*Exercise inputs*

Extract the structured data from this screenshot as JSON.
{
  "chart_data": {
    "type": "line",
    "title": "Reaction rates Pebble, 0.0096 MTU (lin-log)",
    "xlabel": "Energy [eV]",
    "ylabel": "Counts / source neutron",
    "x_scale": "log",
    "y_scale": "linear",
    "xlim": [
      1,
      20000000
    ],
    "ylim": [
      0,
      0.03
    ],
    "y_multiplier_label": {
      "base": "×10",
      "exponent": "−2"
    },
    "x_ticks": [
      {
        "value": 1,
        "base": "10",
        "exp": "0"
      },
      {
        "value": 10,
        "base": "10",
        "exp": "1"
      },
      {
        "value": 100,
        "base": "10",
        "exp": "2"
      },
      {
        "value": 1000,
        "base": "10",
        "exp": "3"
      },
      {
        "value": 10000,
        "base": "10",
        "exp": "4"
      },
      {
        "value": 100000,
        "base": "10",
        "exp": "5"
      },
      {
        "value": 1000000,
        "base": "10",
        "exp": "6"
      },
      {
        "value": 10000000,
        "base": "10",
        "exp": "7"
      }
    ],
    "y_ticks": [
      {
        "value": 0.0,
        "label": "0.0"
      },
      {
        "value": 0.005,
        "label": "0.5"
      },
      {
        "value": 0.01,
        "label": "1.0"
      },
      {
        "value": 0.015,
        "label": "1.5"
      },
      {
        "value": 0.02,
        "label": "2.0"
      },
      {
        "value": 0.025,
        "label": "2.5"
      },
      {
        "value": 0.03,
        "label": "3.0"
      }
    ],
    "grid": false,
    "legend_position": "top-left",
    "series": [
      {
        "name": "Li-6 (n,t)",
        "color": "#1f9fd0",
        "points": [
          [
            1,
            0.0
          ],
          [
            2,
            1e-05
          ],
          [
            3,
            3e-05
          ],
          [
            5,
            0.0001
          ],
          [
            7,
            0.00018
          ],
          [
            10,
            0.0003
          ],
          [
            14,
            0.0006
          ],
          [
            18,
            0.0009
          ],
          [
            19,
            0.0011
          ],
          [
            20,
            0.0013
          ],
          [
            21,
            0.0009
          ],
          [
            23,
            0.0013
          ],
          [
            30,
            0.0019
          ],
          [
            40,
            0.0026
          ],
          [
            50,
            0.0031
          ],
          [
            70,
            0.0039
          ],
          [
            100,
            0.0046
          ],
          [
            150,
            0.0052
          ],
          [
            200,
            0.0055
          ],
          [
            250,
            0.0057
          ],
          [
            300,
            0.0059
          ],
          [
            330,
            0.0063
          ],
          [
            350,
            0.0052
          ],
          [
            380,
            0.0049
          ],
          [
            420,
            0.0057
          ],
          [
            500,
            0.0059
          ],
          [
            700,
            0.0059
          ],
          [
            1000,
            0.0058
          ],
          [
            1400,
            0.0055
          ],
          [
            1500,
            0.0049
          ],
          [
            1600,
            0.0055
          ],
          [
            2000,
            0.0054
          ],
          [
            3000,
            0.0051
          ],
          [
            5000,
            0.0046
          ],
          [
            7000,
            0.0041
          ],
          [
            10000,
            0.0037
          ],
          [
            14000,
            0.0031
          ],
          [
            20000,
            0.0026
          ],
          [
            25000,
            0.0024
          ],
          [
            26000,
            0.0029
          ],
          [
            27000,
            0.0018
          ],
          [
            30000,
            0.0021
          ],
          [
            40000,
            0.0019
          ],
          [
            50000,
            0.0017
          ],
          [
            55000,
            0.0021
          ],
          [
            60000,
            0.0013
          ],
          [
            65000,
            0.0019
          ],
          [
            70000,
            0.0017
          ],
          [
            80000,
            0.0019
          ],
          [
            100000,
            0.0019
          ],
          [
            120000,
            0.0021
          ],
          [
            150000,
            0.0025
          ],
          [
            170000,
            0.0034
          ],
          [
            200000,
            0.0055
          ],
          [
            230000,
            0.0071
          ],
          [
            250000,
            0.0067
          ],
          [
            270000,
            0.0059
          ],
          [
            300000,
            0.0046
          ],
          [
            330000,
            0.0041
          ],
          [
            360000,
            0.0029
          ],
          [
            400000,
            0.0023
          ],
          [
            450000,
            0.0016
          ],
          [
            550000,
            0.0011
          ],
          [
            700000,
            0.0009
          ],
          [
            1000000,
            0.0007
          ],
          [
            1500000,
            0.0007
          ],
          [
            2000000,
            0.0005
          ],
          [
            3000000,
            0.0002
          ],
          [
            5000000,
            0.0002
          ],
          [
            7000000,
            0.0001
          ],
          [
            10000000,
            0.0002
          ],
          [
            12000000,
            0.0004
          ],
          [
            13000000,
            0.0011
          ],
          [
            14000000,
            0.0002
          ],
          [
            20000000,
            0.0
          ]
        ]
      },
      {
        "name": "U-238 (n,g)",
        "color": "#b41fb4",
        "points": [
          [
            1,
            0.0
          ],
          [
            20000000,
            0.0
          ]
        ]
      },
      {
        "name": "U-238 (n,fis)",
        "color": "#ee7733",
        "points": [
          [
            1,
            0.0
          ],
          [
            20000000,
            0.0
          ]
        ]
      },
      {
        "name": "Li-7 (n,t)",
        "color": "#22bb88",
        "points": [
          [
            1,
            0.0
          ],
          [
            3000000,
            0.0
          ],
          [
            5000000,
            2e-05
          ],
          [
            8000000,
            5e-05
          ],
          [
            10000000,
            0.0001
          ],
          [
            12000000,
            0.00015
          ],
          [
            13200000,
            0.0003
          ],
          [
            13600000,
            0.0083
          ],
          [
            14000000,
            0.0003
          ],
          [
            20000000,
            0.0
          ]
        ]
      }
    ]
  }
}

*Stated problem*
Show each line holding the word "color".

*Task answer*
        "color": "#1f9fd0",
        "color": "#b41fb4",
        "color": "#ee7733",
        "color": "#22bb88",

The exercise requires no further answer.